**Goal of the exercise**
Copy the data below exactly.

— START OF Dataset rows —

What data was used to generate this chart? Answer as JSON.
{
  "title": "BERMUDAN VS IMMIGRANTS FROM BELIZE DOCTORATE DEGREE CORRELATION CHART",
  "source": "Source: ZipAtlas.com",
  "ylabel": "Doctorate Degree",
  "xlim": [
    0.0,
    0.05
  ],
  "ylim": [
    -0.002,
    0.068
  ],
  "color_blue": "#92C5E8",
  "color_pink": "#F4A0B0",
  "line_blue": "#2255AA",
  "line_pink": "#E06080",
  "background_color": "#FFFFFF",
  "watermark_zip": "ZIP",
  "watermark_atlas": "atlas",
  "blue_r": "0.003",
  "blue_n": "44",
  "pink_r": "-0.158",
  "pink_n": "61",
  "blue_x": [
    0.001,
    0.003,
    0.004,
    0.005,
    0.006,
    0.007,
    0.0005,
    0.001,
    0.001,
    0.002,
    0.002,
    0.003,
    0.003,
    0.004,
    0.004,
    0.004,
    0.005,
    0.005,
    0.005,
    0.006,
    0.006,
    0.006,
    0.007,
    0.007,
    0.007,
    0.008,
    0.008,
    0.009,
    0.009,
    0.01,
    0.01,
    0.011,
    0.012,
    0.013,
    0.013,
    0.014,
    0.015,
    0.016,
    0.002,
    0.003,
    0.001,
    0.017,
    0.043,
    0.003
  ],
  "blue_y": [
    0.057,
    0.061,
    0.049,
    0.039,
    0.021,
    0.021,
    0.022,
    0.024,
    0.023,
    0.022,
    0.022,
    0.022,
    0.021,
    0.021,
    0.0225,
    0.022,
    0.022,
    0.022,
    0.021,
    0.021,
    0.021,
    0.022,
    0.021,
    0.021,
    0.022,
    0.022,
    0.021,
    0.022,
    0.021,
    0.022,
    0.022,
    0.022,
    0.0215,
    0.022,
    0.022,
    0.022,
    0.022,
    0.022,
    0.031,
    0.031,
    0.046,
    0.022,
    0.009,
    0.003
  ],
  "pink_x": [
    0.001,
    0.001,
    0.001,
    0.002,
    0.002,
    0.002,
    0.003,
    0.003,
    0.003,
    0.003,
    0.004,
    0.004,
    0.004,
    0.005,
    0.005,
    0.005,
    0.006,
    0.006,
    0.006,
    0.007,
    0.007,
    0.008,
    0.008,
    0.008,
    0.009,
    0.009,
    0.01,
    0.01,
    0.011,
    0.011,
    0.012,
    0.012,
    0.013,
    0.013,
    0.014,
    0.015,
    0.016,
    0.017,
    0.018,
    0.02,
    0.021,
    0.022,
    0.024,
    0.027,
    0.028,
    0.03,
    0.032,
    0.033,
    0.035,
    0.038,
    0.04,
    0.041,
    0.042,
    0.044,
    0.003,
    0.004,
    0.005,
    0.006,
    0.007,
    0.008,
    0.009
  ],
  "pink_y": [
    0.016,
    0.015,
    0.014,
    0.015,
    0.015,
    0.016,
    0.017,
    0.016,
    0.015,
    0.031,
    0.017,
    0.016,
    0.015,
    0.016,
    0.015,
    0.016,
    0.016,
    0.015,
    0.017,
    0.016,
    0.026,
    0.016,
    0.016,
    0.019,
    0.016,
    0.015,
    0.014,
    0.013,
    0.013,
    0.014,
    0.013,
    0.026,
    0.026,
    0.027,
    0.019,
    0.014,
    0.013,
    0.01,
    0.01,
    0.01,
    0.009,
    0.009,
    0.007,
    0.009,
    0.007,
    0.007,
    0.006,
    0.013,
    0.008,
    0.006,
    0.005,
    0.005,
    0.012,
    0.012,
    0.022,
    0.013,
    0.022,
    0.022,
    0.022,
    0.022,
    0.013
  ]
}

— END OF Dataset rows —

**Reply**
What data was used to generate this chart? Answer as JSON.
{
  "title": "BERMUDAN VS IMMIGRANTS FROM BELIZE DOCTORATE DEGREE CORRELATION CHART",
  "source": "Source: ZipAtlas.com",
  "ylabel": "Doctorate Degree",
  "xlim": [
    0.0,
    0.05
  ],
  "ylim": [
    -0.002,
    0.068
  ],
  "color_blue": "#92C5E8",
  "color_pink": "#F4A0B0",
  "line_blue": "#2255AA",
  "line_pink": "#E06080",
  "background_color": "#FFFFFF",
  "watermark_zip": "ZIP",
  "watermark_atlas": "atlas",
  "blue_r": "0.003",
  "blue_n": "44",
  "pink_r": "-0.158",
  "pink_n": "61",
  "blue_x": [
    0.001,
    0.003,
    0.004,
    0.005,
    0.006,
    0.007,
    0.0005,
    0.001,
    0.001,
    0.002,
    0.002,
    0.003,
    0.003,
    0.004,
    0.004,
    0.004,
    0.005,
    0.005,
    0.005,
    0.006,
    0.006,
    0.006,
    0.007,
    0.007,
    0.007,
    0.008,
    0.008,
    0.009,
    0.009,
    0.01,
    0.01,
    0.011,
    0.012,
    0.013,
    0.013,
    0.014,
    0.015,
    0.016,
    0.002,
    0.003,
    0.001,
    0.017,
    0.043,
    0.003
  ],
  "blue_y": [
    0.057,
    0.061,
    0.049,
    0.039,
    0.021,
    0.021,
    0.022,
    0.024,
    0.023,
    0.022,
    0.022,
    0.022,
    0.021,
    0.021,
    0.0225,
    0.022,
    0.022,
    0.022,
    0.021,
    0.021,
    0.021,
    0.022,
    0.021,
    0.021,
    0.022,
    0.022,
    0.021,
    0.022,
    0.021,
    0.022,
    0.022,
    0.022,
    0.0215,
    0.022,
    0.022,
    0.022,
    0.022,
    0.022,
    0.031,
    0.031,
    0.046,
    0.022,
    0.009,
    0.003
  ],
  "pink_x": [
    0.001,
    0.001,
    0.001,
    0.002,
    0.002,
    0.002,
    0.003,
    0.003,
    0.003,
    0.003,
    0.004,
    0.004,
    0.004,
    0.005,
    0.005,
    0.005,
    0.006,
    0.006,
    0.006,
    0.007,
    0.007,
    0.008,
    0.008,
    0.008,
    0.009,
    0.009,
    0.01,
    0.01,
    0.011,
    0.011,
    0.012,
    0.012,
    0.013,
    0.013,
    0.014,
    0.015,
    0.016,
    0.017,
    0.018,
    0.02,
    0.021,
    0.022,
    0.024,
    0.027,
    0.028,
    0.03,
    0.032,
    0.033,
    0.035,
    0.038,
    0.04,
    0.041,
    0.042,
    0.044,
    0.003,
    0.004,
    0.005,
    0.006,
    0.007,
    0.008,
    0.009
  ],
  "pink_y": [
    0.016,
    0.015,
    0.014,
    0.015,
    0.015,
    0.016,
    0.017,
    0.016,
    0.015,
    0.031,
    0.017,
    0.016,
    0.015,
    0.016,
    0.015,
    0.016,
    0.016,
    0.015,
    0.017,
    0.016,
    0.026,
    0.016,
    0.016,
    0.019,
    0.016,
    0.015,
    0.014,
    0.013,
    0.013,
    0.014,
    0.013,
    0.026,
    0.026,
    0.027,
    0.019,
    0.014,
    0.013,
    0.01,
    0.01,
    0.01,
    0.009,
    0.009,
    0.007,
    0.009,
    0.007,
    0.007,
    0.006,
    0.013,
    0.008,
    0.006,
    0.005,
    0.005,
    0.012,
    0.012,
    0.022,
    0.013,
    0.022,
    0.022,
    0.022,
    0.022,
    0.013
  ]
}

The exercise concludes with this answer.